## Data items

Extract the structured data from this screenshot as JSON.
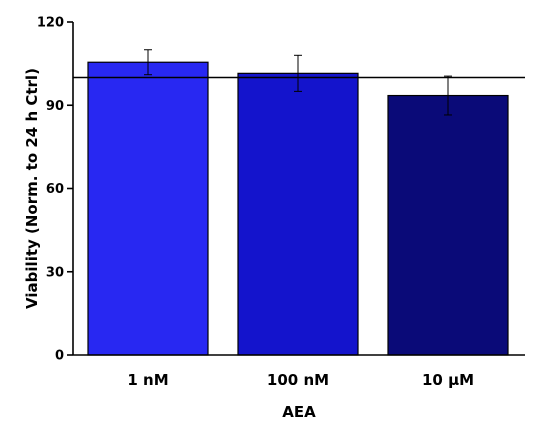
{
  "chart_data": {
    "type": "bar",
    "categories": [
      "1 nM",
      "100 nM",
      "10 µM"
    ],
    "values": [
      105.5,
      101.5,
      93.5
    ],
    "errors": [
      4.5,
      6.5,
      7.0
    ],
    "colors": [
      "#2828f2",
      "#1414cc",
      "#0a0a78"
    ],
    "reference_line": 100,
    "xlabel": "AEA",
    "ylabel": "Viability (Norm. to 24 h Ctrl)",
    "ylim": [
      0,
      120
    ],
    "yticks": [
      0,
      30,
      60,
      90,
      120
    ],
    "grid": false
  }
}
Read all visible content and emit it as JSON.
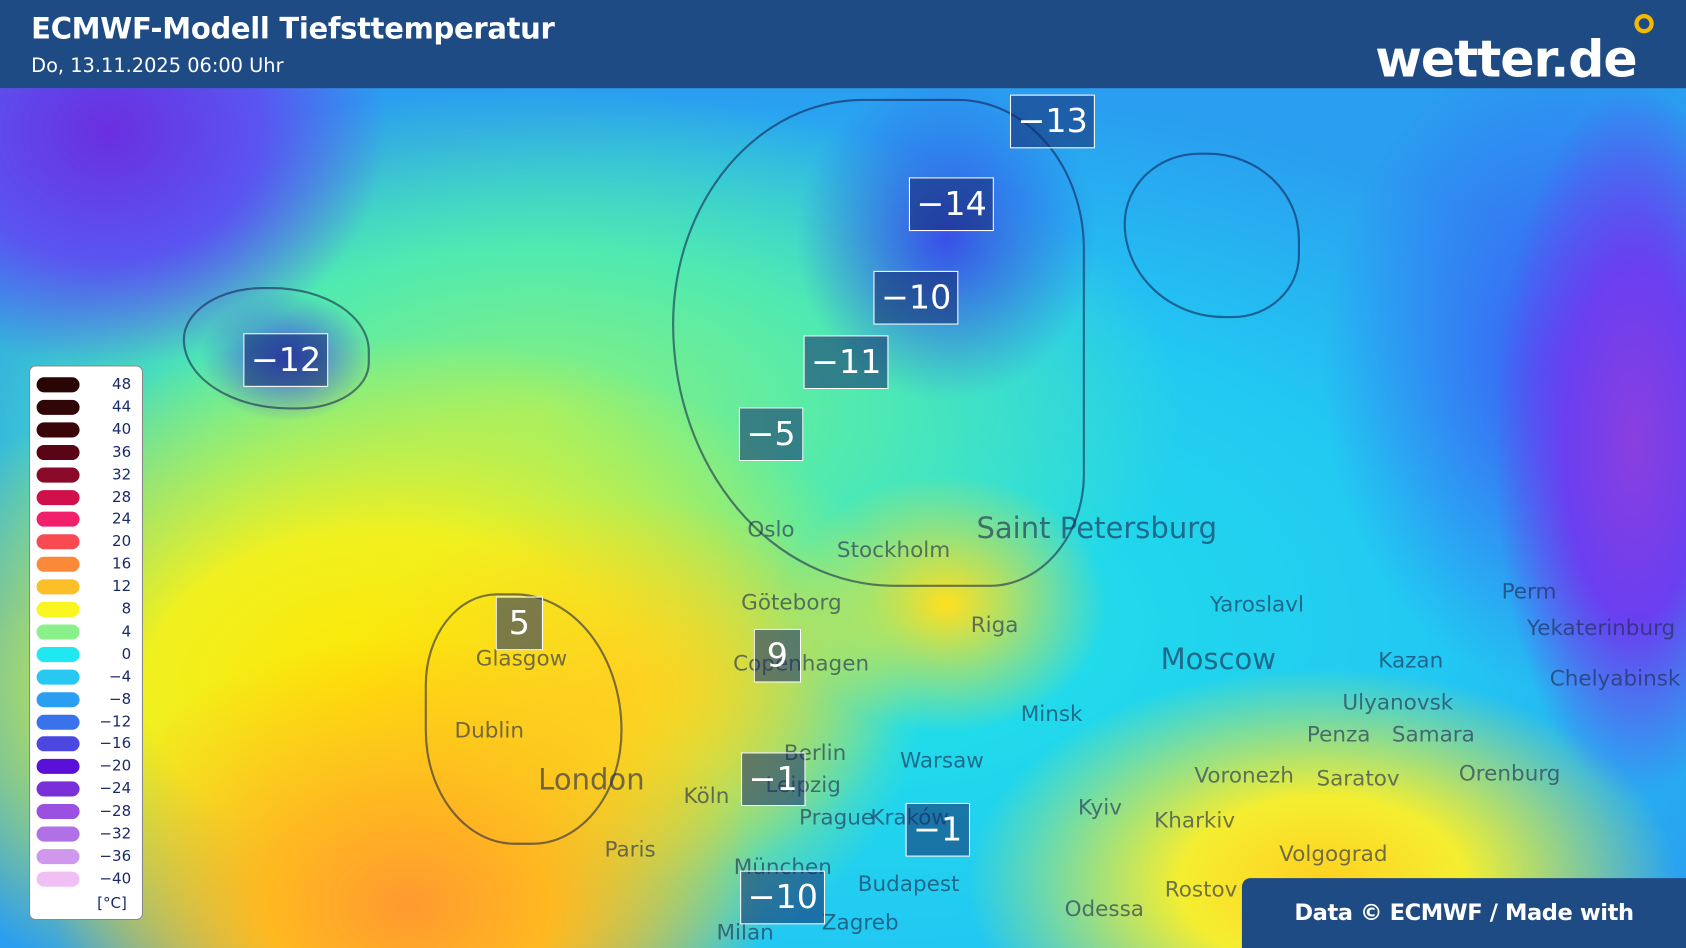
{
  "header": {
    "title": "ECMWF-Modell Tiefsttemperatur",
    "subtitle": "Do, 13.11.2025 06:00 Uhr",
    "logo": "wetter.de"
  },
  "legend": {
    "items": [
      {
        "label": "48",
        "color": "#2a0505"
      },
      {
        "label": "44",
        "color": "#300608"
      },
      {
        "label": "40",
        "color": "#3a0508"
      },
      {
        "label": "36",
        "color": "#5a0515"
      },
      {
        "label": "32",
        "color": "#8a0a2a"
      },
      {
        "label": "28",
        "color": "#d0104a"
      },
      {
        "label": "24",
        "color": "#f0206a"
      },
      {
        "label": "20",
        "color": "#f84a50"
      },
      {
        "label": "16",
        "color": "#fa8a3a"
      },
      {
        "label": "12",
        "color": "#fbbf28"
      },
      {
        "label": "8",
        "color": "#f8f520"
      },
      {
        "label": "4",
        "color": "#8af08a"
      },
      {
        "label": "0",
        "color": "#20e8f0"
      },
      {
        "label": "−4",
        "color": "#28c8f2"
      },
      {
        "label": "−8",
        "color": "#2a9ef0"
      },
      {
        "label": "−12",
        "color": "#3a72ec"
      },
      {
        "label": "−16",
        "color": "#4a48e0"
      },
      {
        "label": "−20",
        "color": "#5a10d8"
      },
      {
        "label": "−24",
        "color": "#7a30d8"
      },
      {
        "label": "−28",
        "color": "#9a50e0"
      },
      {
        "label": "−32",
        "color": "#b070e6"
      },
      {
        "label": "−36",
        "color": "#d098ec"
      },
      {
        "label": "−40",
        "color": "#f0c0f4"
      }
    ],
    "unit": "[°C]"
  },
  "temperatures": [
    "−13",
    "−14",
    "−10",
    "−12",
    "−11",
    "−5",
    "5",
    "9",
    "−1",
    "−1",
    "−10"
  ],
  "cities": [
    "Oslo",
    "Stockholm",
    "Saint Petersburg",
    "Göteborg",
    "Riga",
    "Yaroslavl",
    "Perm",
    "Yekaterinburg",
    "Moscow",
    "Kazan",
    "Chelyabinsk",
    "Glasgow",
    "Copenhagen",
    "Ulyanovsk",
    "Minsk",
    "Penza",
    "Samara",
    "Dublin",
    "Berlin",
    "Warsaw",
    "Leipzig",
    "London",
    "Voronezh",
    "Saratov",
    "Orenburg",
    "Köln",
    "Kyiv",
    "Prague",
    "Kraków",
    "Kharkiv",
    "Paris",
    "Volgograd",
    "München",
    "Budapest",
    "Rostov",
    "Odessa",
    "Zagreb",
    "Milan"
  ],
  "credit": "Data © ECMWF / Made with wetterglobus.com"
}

## Written instruction
Copy every line in the listing above where the string "JSON" turns up.

## Output for this exercise
Extract the structured data from this screenshot as JSON.
Read all visible content and emit it as JSON.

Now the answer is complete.